====== Material for this task ======

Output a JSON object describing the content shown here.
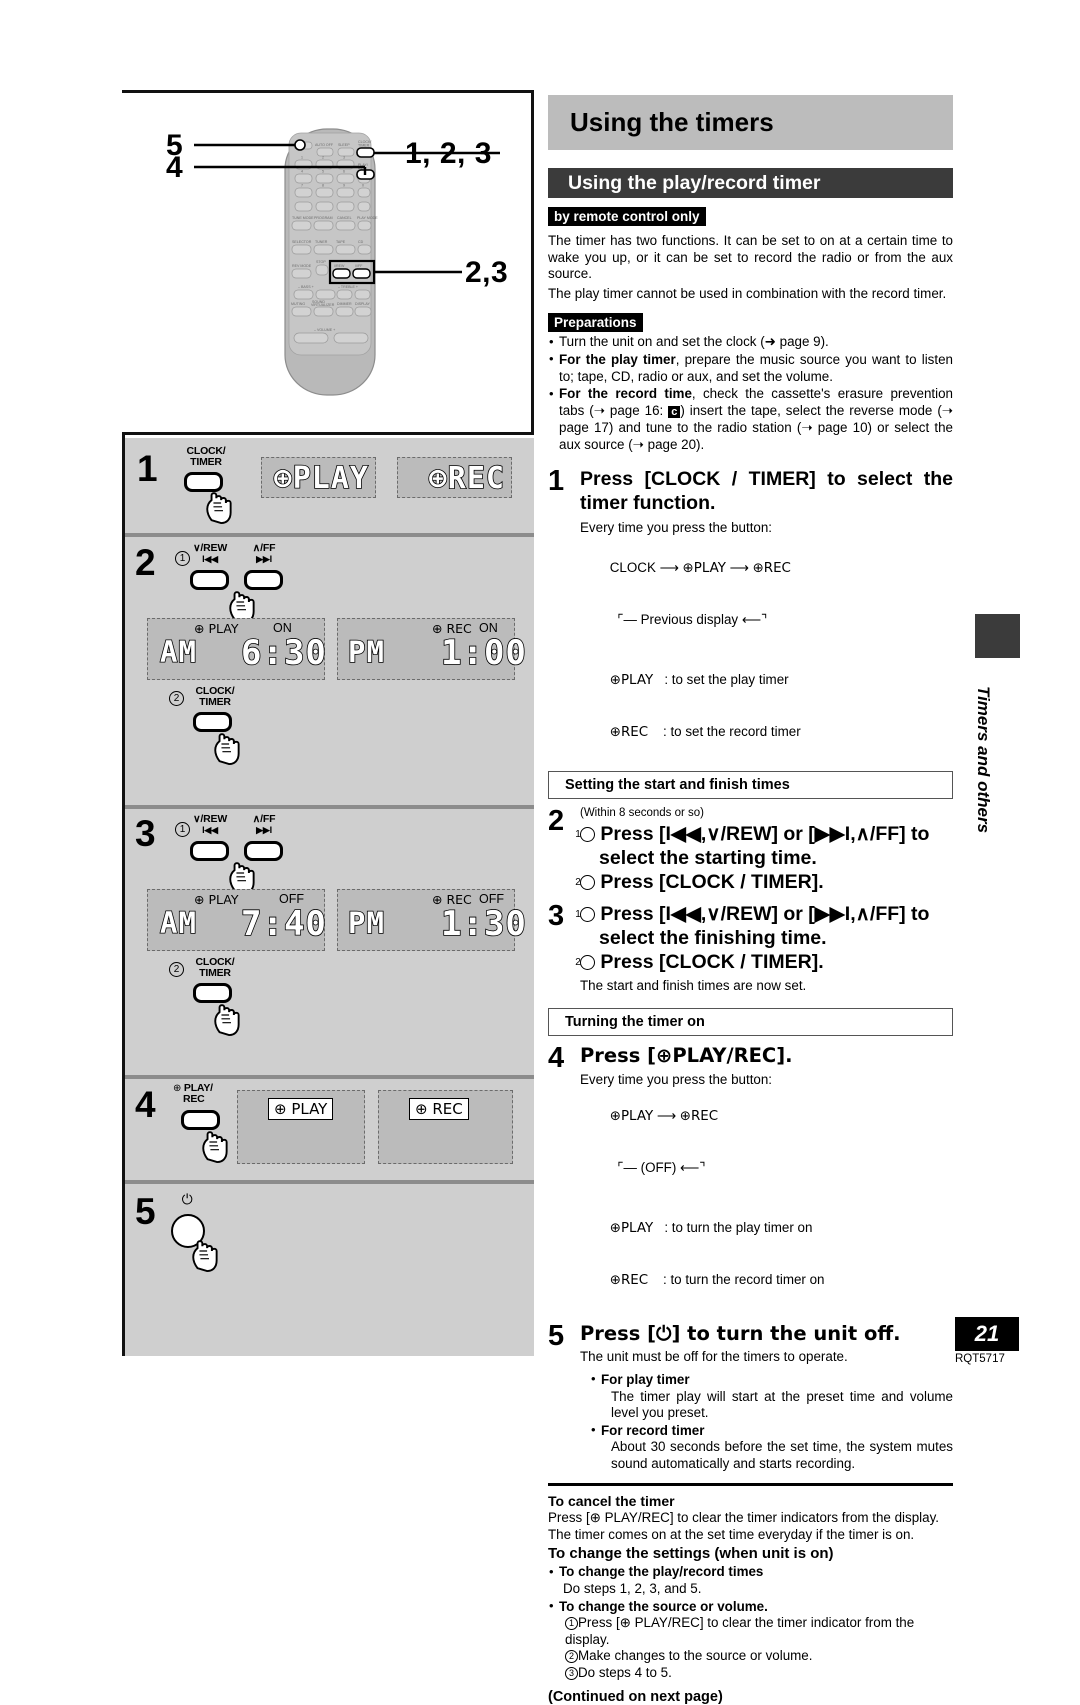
{
  "page": {
    "number": "21",
    "doc_code": "RQT5717",
    "side_tab_label": "Timers and others"
  },
  "header": {
    "title": "Using the timers",
    "subtitle": "Using the play/record timer",
    "badge": "by remote control only"
  },
  "intro": {
    "p1": "The timer has two functions. It can be set to on at a certain time to wake you up, or it can be set to record the radio or from the aux source.",
    "p2": "The play timer cannot be used in combination with the record timer."
  },
  "preparations": {
    "label": "Preparations",
    "items": [
      "Turn the unit on and set the clock (➜ page 9).",
      "For the play timer, prepare the music source you want to listen to; tape, CD, radio or aux, and set the volume.",
      "For the record time, check the cassette's erasure prevention tabs (➜ page 16: c ) insert the tape, select the reverse mode (➜ page 17) and tune to the radio station (➜ page 10) or select the aux source (➜ page 20)."
    ],
    "bold_leads": [
      "",
      "For the play timer",
      "For the record time"
    ]
  },
  "step1": {
    "num": "1",
    "heading": "Press [CLOCK / TIMER] to select the timer function.",
    "note": "Every time you press the button:",
    "cycle_a": "CLOCK",
    "cycle_b": "⊕PLAY",
    "cycle_c": "⊕REC",
    "cycle_back": "Previous display",
    "legend": [
      {
        "key": "⊕PLAY",
        "val": ": to set the play timer"
      },
      {
        "key": "⊕REC",
        "val": ": to set the record timer"
      }
    ]
  },
  "section_times": {
    "header": "Setting the start and finish times"
  },
  "step2": {
    "num": "2",
    "small": "(Within 8 seconds or so)",
    "sub1": "Press [I◀◀,∨/REW] or  [▶▶I,∧/FF] to select the starting time.",
    "sub2": "Press [CLOCK / TIMER]."
  },
  "step3": {
    "num": "3",
    "sub1": "Press [I◀◀,∨/REW] or  [▶▶I,∧/FF] to select the finishing time.",
    "sub2": "Press [CLOCK / TIMER].",
    "note": "The start and finish times are now set."
  },
  "section_turnon": {
    "header": "Turning the timer on"
  },
  "step4": {
    "num": "4",
    "heading": "Press [⊕PLAY/REC].",
    "note": "Every time you press the button:",
    "cycle_a": "⊕PLAY",
    "cycle_b": "⊕REC",
    "cycle_back": "(OFF)",
    "legend": [
      {
        "key": "⊕PLAY",
        "val": ": to turn the play timer on"
      },
      {
        "key": "⊕REC",
        "val": ": to turn the record timer on"
      }
    ]
  },
  "step5": {
    "num": "5",
    "heading": "Press [⏻] to turn the unit off.",
    "note": "The unit must be off for the timers to operate.",
    "bullets": [
      {
        "lead": "For play timer",
        "text": "The timer play will start at the preset time and volume level you preset."
      },
      {
        "lead": "For record timer",
        "text": "About 30 seconds before the set time, the system mutes sound automatically and starts recording."
      }
    ]
  },
  "footer": {
    "cancel_header": "To cancel the timer",
    "cancel_line1": "Press [⊕ PLAY/REC] to clear the timer indicators from the display.",
    "cancel_line2": "The timer comes on at the set time everyday if the timer is on.",
    "change_header": "To change the settings (when unit is on)",
    "b1_lead": "To change the play/record times",
    "b1_text": "Do steps 1, 2, 3, and 5.",
    "b2_lead": "To change the source or volume.",
    "b2_items": [
      "Press [⊕ PLAY/REC] to clear the timer indicator from the display.",
      "Make changes to the source or volume.",
      "Do steps 4 to 5."
    ],
    "continued": "(Continued on next page)"
  },
  "remote": {
    "callouts": {
      "c5": "5",
      "c4": "4",
      "c123": "1, 2, 3",
      "c23": "2,3"
    },
    "labels": {
      "auto_off": "AUTO OFF",
      "sleep": "SLEEP",
      "clock_timer": "CLOCK/\nTIMER",
      "play_rec": "⊕PLAY/\nREC",
      "tune_mode": "TUNE MODE",
      "program": "PROGRAM",
      "cancel": "CANCEL",
      "play_mode": "PLAY MODE",
      "selector": "SELECTOR",
      "tuner": "TUNER",
      "tape": "TAPE◀▶",
      "cd": "CD▶II",
      "rev_mode": "REV MODE",
      "stop": "STOP",
      "rew": "∨/REW",
      "ff": "∧/FF",
      "bass": "– BASS +",
      "treble": "– TREBLE +",
      "muting": "MUTING",
      "sound_virtualizer": "SOUND\nVIRTUALIZER",
      "dimmer": "DIMMER",
      "display": "DISPLAY",
      "volume": "–   VOLUME   +",
      "keys": [
        "1",
        "2",
        "3",
        "4",
        "5",
        "6",
        "7",
        "8",
        "9",
        "0"
      ]
    }
  },
  "steps_diagram": {
    "s1": {
      "num": "1",
      "button_label": "CLOCK/\nTIMER",
      "lcd_left": "⊕PLAY",
      "lcd_right": "⊕REC"
    },
    "s2": {
      "num": "2",
      "sub1": "1",
      "sub2": "2",
      "btn_rew": "∨/REW",
      "btn_rew_icon": "I◀◀",
      "btn_ff": "∧/FF",
      "btn_ff_icon": "▶▶I",
      "button_label": "CLOCK/\nTIMER",
      "lcd_left": {
        "tag": "⊕ PLAY",
        "state": "ON",
        "ampm": "AM",
        "time": "6:30"
      },
      "lcd_right": {
        "tag": "⊕ REC",
        "state": "ON",
        "ampm": "PM",
        "time": "1:00"
      }
    },
    "s3": {
      "num": "3",
      "sub1": "1",
      "sub2": "2",
      "btn_rew": "∨/REW",
      "btn_rew_icon": "I◀◀",
      "btn_ff": "∧/FF",
      "btn_ff_icon": "▶▶I",
      "button_label": "CLOCK/\nTIMER",
      "lcd_left": {
        "tag": "⊕ PLAY",
        "state": "OFF",
        "ampm": "AM",
        "time": "7:40"
      },
      "lcd_right": {
        "tag": "⊕ REC",
        "state": "OFF",
        "ampm": "PM",
        "time": "1:30"
      }
    },
    "s4": {
      "num": "4",
      "button_label": "⊕ PLAY/\nREC",
      "lcd_left": "⊕ PLAY",
      "lcd_right": "⊕ REC"
    },
    "s5": {
      "num": "5",
      "button_label": "⏻"
    }
  }
}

======

> [Brief] Tally up the lines in the records that contain the word "clear" and give only the total.

> [Full response] 2